▶ _Exercise directions_: Word for word, restate every line of the material.

(Excerpt from a dataset)
-- begin --

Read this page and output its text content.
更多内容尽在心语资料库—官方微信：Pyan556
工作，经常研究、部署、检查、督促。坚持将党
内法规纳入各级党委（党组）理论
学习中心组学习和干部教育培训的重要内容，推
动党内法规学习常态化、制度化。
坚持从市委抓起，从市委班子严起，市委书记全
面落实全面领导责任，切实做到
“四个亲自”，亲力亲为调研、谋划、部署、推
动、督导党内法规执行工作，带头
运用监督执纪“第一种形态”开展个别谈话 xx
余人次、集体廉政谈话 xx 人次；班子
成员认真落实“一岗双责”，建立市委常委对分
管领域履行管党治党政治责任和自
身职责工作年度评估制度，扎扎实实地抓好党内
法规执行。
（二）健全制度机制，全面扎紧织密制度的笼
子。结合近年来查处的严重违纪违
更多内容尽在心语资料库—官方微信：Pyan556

-- end --

▶ _Expected answer_:
Read this page and output its text content.
更多内容尽在心语资料库—官方微信：Pyan556
工作，经常研究、部署、检查、督促。坚持将党
内法规纳入各级党委（党组）理论
学习中心组学习和干部教育培训的重要内容，推
动党内法规学习常态化、制度化。
坚持从市委抓起，从市委班子严起，市委书记全
面落实全面领导责任，切实做到
“四个亲自”，亲力亲为调研、谋划、部署、推
动、督导党内法规执行工作，带头
运用监督执纪“第一种形态”开展个别谈话 xx
余人次、集体廉政谈话 xx 人次；班子
成员认真落实“一岗双责”，建立市委常委对分
管领域履行管党治党政治责任和自
身职责工作年度评估制度，扎扎实实地抓好党内
法规执行。
（二）健全制度机制，全面扎紧织密制度的笼
子。结合近年来查处的严重违纪违
更多内容尽在心语资料库—官方微信：Pyan556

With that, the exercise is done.